- Exercise
Would you please transcribe the data in full and exactly, excluding images?

- Task data
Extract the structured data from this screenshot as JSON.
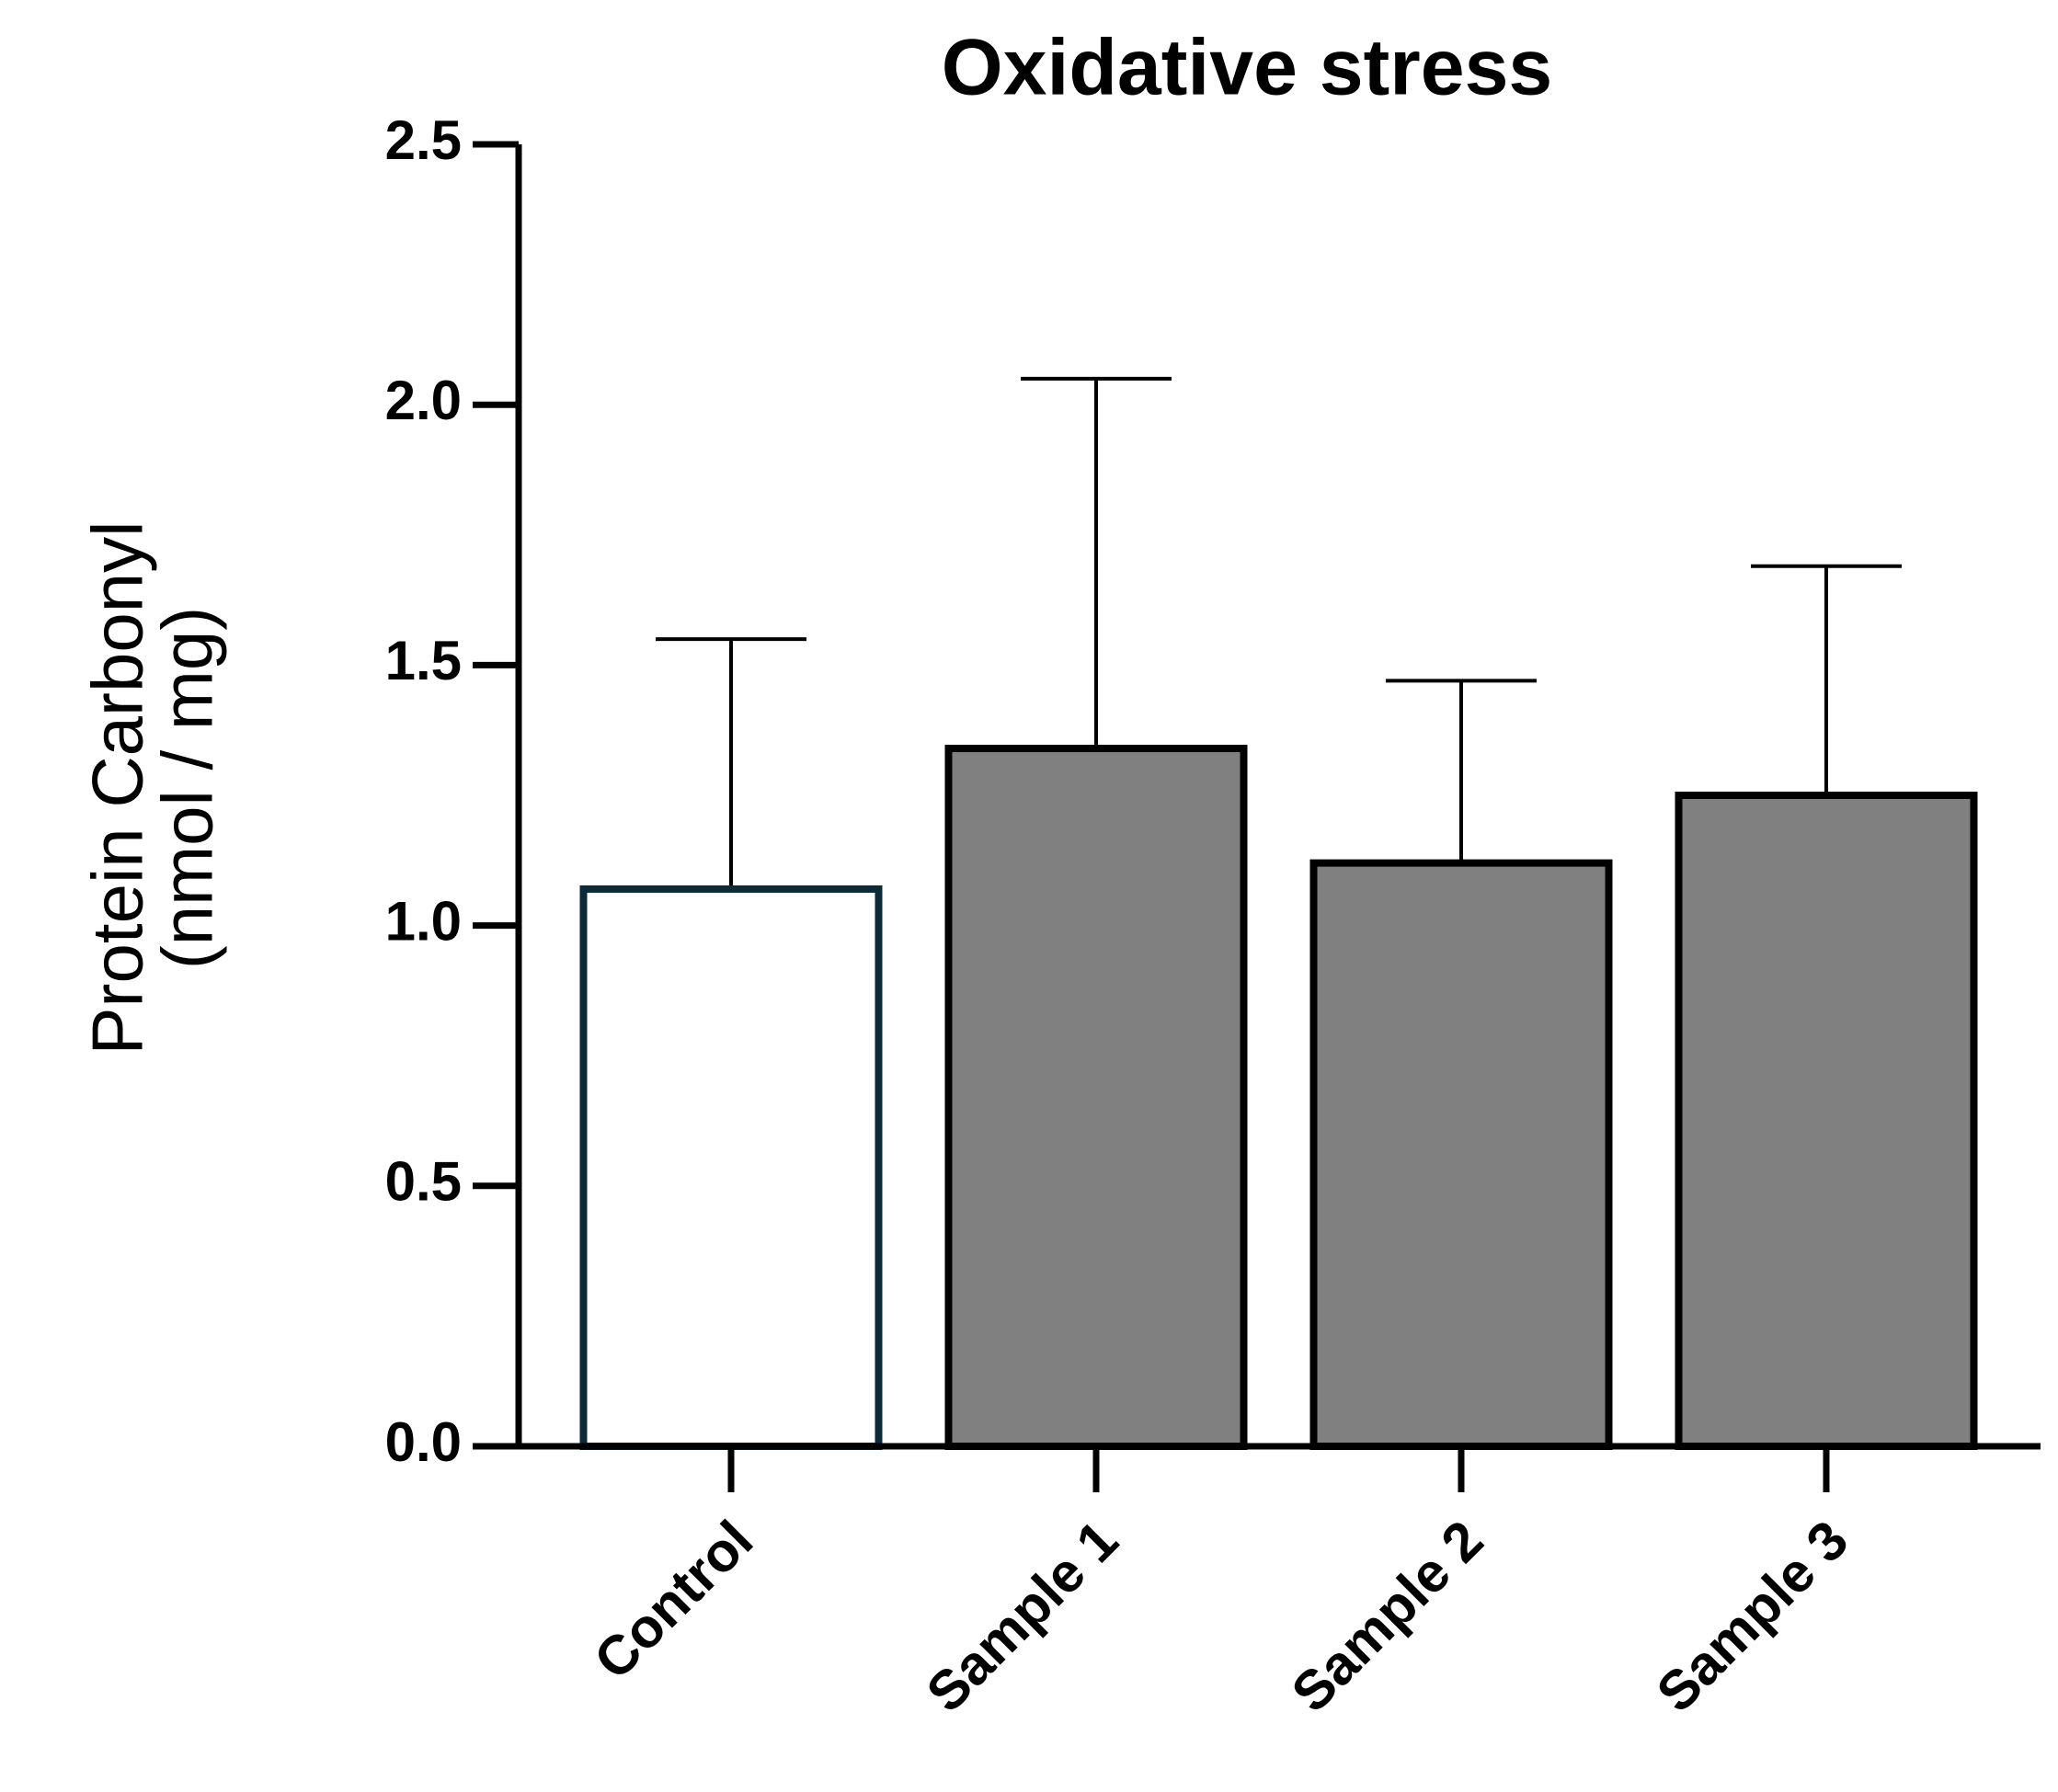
{
  "chart_data": {
    "type": "bar",
    "title": "Oxidative stress",
    "ylabel": [
      "Protein Carbonyl",
      "(nmol / mg)"
    ],
    "categories": [
      "Control",
      "Sample 1",
      "Sample 2",
      "Sample 3"
    ],
    "values": [
      1.07,
      1.34,
      1.12,
      1.25
    ],
    "errors": [
      0.48,
      0.71,
      0.35,
      0.44
    ],
    "colors": [
      "#ffffff",
      "#808080",
      "#808080",
      "#808080"
    ],
    "edgecolors": [
      "#0d2a38",
      "#000000",
      "#000000",
      "#000000"
    ],
    "ylim": [
      0,
      2.5
    ],
    "yticks": [
      {
        "value": 0,
        "label": "0.0"
      },
      0.5,
      {
        "value": 1,
        "label": "1.0"
      },
      1.5,
      {
        "value": 2,
        "label": "2.0"
      },
      2.5
    ],
    "grid": false
  }
}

- Task output
Extract the structured data from this screenshot as JSON.
{
  "chart_data": {
    "type": "bar",
    "title": "Oxidative stress",
    "ylabel": [
      "Protein Carbonyl",
      "(nmol / mg)"
    ],
    "categories": [
      "Control",
      "Sample 1",
      "Sample 2",
      "Sample 3"
    ],
    "values": [
      1.07,
      1.34,
      1.12,
      1.25
    ],
    "errors": [
      0.48,
      0.71,
      0.35,
      0.44
    ],
    "colors": [
      "#ffffff",
      "#808080",
      "#808080",
      "#808080"
    ],
    "edgecolors": [
      "#0d2a38",
      "#000000",
      "#000000",
      "#000000"
    ],
    "ylim": [
      0,
      2.5
    ],
    "yticks": [
      {
        "value": 0,
        "label": "0.0"
      },
      0.5,
      {
        "value": 1,
        "label": "1.0"
      },
      1.5,
      {
        "value": 2,
        "label": "2.0"
      },
      2.5
    ],
    "grid": false
  }
}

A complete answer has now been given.